* Begin RECORDS FOR THIS TASK *

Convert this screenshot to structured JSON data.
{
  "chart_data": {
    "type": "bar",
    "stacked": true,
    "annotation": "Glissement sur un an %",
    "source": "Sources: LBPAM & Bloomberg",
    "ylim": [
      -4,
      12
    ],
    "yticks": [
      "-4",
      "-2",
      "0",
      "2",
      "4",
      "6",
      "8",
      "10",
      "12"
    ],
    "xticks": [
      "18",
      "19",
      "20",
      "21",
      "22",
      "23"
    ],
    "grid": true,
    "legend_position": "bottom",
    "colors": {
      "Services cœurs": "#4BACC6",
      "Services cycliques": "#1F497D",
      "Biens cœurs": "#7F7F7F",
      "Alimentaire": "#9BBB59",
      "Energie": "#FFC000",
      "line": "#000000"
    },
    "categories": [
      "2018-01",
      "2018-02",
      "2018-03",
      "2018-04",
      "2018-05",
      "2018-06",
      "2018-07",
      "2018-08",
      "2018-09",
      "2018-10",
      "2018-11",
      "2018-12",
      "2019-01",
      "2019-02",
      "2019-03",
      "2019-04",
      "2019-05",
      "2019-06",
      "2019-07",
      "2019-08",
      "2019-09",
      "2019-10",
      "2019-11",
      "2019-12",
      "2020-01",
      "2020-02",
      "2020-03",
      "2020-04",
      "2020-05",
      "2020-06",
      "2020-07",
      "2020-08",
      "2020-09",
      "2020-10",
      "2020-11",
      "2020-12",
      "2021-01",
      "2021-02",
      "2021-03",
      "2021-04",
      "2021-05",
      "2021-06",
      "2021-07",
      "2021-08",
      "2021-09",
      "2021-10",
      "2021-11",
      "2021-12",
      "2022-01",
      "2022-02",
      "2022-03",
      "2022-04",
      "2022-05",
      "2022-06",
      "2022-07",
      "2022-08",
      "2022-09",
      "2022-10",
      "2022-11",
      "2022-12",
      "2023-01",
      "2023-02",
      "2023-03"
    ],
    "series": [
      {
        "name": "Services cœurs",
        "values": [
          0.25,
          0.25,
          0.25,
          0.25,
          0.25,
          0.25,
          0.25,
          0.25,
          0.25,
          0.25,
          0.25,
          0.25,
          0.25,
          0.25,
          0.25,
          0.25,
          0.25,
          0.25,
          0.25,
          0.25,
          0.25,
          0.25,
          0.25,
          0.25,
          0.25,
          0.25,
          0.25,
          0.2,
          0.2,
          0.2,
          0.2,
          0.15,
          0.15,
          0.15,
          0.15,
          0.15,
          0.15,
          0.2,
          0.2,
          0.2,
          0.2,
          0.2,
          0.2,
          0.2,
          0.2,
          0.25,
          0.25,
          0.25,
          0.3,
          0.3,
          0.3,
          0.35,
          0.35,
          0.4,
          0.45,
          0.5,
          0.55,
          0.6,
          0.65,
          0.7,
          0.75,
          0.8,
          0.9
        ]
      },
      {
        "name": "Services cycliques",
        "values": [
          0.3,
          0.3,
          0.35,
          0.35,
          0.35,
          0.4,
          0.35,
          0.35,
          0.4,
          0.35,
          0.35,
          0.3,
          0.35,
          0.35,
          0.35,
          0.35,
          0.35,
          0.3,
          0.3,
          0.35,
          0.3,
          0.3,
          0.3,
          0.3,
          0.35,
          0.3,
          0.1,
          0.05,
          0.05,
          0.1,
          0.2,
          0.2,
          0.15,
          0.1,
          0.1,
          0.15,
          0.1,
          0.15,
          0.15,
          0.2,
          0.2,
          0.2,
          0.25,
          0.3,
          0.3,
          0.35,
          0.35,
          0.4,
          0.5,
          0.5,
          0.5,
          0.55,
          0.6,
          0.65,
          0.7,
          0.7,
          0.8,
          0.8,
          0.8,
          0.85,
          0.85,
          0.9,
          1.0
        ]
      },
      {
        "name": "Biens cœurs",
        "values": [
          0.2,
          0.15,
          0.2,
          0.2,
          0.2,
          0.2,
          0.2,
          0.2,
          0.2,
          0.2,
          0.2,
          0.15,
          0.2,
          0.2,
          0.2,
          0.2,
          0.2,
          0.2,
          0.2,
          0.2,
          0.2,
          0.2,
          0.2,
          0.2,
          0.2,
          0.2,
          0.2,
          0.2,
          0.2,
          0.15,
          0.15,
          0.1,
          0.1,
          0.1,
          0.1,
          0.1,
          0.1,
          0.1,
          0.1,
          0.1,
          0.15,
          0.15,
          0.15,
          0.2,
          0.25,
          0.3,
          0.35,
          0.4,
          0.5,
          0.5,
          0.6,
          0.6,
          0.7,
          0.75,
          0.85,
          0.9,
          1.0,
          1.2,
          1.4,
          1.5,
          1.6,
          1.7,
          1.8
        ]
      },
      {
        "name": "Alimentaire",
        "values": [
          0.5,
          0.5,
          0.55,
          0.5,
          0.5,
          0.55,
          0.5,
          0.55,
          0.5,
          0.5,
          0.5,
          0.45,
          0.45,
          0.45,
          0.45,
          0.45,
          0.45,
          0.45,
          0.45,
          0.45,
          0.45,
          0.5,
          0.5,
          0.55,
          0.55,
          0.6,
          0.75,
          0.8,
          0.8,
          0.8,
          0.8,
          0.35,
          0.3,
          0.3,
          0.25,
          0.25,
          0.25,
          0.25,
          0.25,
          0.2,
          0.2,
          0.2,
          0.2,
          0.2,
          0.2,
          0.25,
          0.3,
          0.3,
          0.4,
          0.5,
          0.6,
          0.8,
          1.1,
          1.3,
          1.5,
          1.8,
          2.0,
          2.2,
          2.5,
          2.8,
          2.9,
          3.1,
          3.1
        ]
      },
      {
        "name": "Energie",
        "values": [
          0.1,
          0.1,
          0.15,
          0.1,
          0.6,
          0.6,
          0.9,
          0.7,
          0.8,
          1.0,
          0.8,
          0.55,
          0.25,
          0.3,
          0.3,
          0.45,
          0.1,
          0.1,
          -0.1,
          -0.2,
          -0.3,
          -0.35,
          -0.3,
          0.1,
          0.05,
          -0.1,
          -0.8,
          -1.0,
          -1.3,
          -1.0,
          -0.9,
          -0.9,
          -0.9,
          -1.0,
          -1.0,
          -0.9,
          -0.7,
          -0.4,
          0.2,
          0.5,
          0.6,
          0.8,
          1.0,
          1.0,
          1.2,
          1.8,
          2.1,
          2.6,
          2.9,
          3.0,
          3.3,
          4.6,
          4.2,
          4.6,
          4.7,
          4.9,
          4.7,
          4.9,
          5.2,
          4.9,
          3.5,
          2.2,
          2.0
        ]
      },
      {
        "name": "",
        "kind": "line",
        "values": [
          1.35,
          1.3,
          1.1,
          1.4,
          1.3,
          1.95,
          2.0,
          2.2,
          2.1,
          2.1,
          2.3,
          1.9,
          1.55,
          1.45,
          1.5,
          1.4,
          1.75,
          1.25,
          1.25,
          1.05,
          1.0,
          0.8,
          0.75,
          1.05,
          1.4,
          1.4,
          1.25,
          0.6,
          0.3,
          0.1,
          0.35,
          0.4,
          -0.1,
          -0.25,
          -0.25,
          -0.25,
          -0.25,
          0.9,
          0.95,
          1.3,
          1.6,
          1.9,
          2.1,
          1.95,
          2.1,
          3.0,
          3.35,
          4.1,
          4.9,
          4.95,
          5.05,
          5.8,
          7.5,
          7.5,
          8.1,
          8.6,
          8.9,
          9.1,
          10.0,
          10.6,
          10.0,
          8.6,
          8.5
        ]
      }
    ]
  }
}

* End RECORDS FOR THIS TASK *

**DIRECTION:** Using the listing above, retype each line exactly.

**TASK SOLUTION:**
Convert this screenshot to structured JSON data.
{
  "chart_data": {
    "type": "bar",
    "stacked": true,
    "annotation": "Glissement sur un an %",
    "source": "Sources: LBPAM & Bloomberg",
    "ylim": [
      -4,
      12
    ],
    "yticks": [
      "-4",
      "-2",
      "0",
      "2",
      "4",
      "6",
      "8",
      "10",
      "12"
    ],
    "xticks": [
      "18",
      "19",
      "20",
      "21",
      "22",
      "23"
    ],
    "grid": true,
    "legend_position": "bottom",
    "colors": {
      "Services cœurs": "#4BACC6",
      "Services cycliques": "#1F497D",
      "Biens cœurs": "#7F7F7F",
      "Alimentaire": "#9BBB59",
      "Energie": "#FFC000",
      "line": "#000000"
    },
    "categories": [
      "2018-01",
      "2018-02",
      "2018-03",
      "2018-04",
      "2018-05",
      "2018-06",
      "2018-07",
      "2018-08",
      "2018-09",
      "2018-10",
      "2018-11",
      "2018-12",
      "2019-01",
      "2019-02",
      "2019-03",
      "2019-04",
      "2019-05",
      "2019-06",
      "2019-07",
      "2019-08",
      "2019-09",
      "2019-10",
      "2019-11",
      "2019-12",
      "2020-01",
      "2020-02",
      "2020-03",
      "2020-04",
      "2020-05",
      "2020-06",
      "2020-07",
      "2020-08",
      "2020-09",
      "2020-10",
      "2020-11",
      "2020-12",
      "2021-01",
      "2021-02",
      "2021-03",
      "2021-04",
      "2021-05",
      "2021-06",
      "2021-07",
      "2021-08",
      "2021-09",
      "2021-10",
      "2021-11",
      "2021-12",
      "2022-01",
      "2022-02",
      "2022-03",
      "2022-04",
      "2022-05",
      "2022-06",
      "2022-07",
      "2022-08",
      "2022-09",
      "2022-10",
      "2022-11",
      "2022-12",
      "2023-01",
      "2023-02",
      "2023-03"
    ],
    "series": [
      {
        "name": "Services cœurs",
        "values": [
          0.25,
          0.25,
          0.25,
          0.25,
          0.25,
          0.25,
          0.25,
          0.25,
          0.25,
          0.25,
          0.25,
          0.25,
          0.25,
          0.25,
          0.25,
          0.25,
          0.25,
          0.25,
          0.25,
          0.25,
          0.25,
          0.25,
          0.25,
          0.25,
          0.25,
          0.25,
          0.25,
          0.2,
          0.2,
          0.2,
          0.2,
          0.15,
          0.15,
          0.15,
          0.15,
          0.15,
          0.15,
          0.2,
          0.2,
          0.2,
          0.2,
          0.2,
          0.2,
          0.2,
          0.2,
          0.25,
          0.25,
          0.25,
          0.3,
          0.3,
          0.3,
          0.35,
          0.35,
          0.4,
          0.45,
          0.5,
          0.55,
          0.6,
          0.65,
          0.7,
          0.75,
          0.8,
          0.9
        ]
      },
      {
        "name": "Services cycliques",
        "values": [
          0.3,
          0.3,
          0.35,
          0.35,
          0.35,
          0.4,
          0.35,
          0.35,
          0.4,
          0.35,
          0.35,
          0.3,
          0.35,
          0.35,
          0.35,
          0.35,
          0.35,
          0.3,
          0.3,
          0.35,
          0.3,
          0.3,
          0.3,
          0.3,
          0.35,
          0.3,
          0.1,
          0.05,
          0.05,
          0.1,
          0.2,
          0.2,
          0.15,
          0.1,
          0.1,
          0.15,
          0.1,
          0.15,
          0.15,
          0.2,
          0.2,
          0.2,
          0.25,
          0.3,
          0.3,
          0.35,
          0.35,
          0.4,
          0.5,
          0.5,
          0.5,
          0.55,
          0.6,
          0.65,
          0.7,
          0.7,
          0.8,
          0.8,
          0.8,
          0.85,
          0.85,
          0.9,
          1.0
        ]
      },
      {
        "name": "Biens cœurs",
        "values": [
          0.2,
          0.15,
          0.2,
          0.2,
          0.2,
          0.2,
          0.2,
          0.2,
          0.2,
          0.2,
          0.2,
          0.15,
          0.2,
          0.2,
          0.2,
          0.2,
          0.2,
          0.2,
          0.2,
          0.2,
          0.2,
          0.2,
          0.2,
          0.2,
          0.2,
          0.2,
          0.2,
          0.2,
          0.2,
          0.15,
          0.15,
          0.1,
          0.1,
          0.1,
          0.1,
          0.1,
          0.1,
          0.1,
          0.1,
          0.1,
          0.15,
          0.15,
          0.15,
          0.2,
          0.25,
          0.3,
          0.35,
          0.4,
          0.5,
          0.5,
          0.6,
          0.6,
          0.7,
          0.75,
          0.85,
          0.9,
          1.0,
          1.2,
          1.4,
          1.5,
          1.6,
          1.7,
          1.8
        ]
      },
      {
        "name": "Alimentaire",
        "values": [
          0.5,
          0.5,
          0.55,
          0.5,
          0.5,
          0.55,
          0.5,
          0.55,
          0.5,
          0.5,
          0.5,
          0.45,
          0.45,
          0.45,
          0.45,
          0.45,
          0.45,
          0.45,
          0.45,
          0.45,
          0.45,
          0.5,
          0.5,
          0.55,
          0.55,
          0.6,
          0.75,
          0.8,
          0.8,
          0.8,
          0.8,
          0.35,
          0.3,
          0.3,
          0.25,
          0.25,
          0.25,
          0.25,
          0.25,
          0.2,
          0.2,
          0.2,
          0.2,
          0.2,
          0.2,
          0.25,
          0.3,
          0.3,
          0.4,
          0.5,
          0.6,
          0.8,
          1.1,
          1.3,
          1.5,
          1.8,
          2.0,
          2.2,
          2.5,
          2.8,
          2.9,
          3.1,
          3.1
        ]
      },
      {
        "name": "Energie",
        "values": [
          0.1,
          0.1,
          0.15,
          0.1,
          0.6,
          0.6,
          0.9,
          0.7,
          0.8,
          1.0,
          0.8,
          0.55,
          0.25,
          0.3,
          0.3,
          0.45,
          0.1,
          0.1,
          -0.1,
          -0.2,
          -0.3,
          -0.35,
          -0.3,
          0.1,
          0.05,
          -0.1,
          -0.8,
          -1.0,
          -1.3,
          -1.0,
          -0.9,
          -0.9,
          -0.9,
          -1.0,
          -1.0,
          -0.9,
          -0.7,
          -0.4,
          0.2,
          0.5,
          0.6,
          0.8,
          1.0,
          1.0,
          1.2,
          1.8,
          2.1,
          2.6,
          2.9,
          3.0,
          3.3,
          4.6,
          4.2,
          4.6,
          4.7,
          4.9,
          4.7,
          4.9,
          5.2,
          4.9,
          3.5,
          2.2,
          2.0
        ]
      },
      {
        "name": "",
        "kind": "line",
        "values": [
          1.35,
          1.3,
          1.1,
          1.4,
          1.3,
          1.95,
          2.0,
          2.2,
          2.1,
          2.1,
          2.3,
          1.9,
          1.55,
          1.45,
          1.5,
          1.4,
          1.75,
          1.25,
          1.25,
          1.05,
          1.0,
          0.8,
          0.75,
          1.05,
          1.4,
          1.4,
          1.25,
          0.6,
          0.3,
          0.1,
          0.35,
          0.4,
          -0.1,
          -0.25,
          -0.25,
          -0.25,
          -0.25,
          0.9,
          0.95,
          1.3,
          1.6,
          1.9,
          2.1,
          1.95,
          2.1,
          3.0,
          3.35,
          4.1,
          4.9,
          4.95,
          5.05,
          5.8,
          7.5,
          7.5,
          8.1,
          8.6,
          8.9,
          9.1,
          10.0,
          10.6,
          10.0,
          8.6,
          8.5
        ]
      }
    ]
  }
}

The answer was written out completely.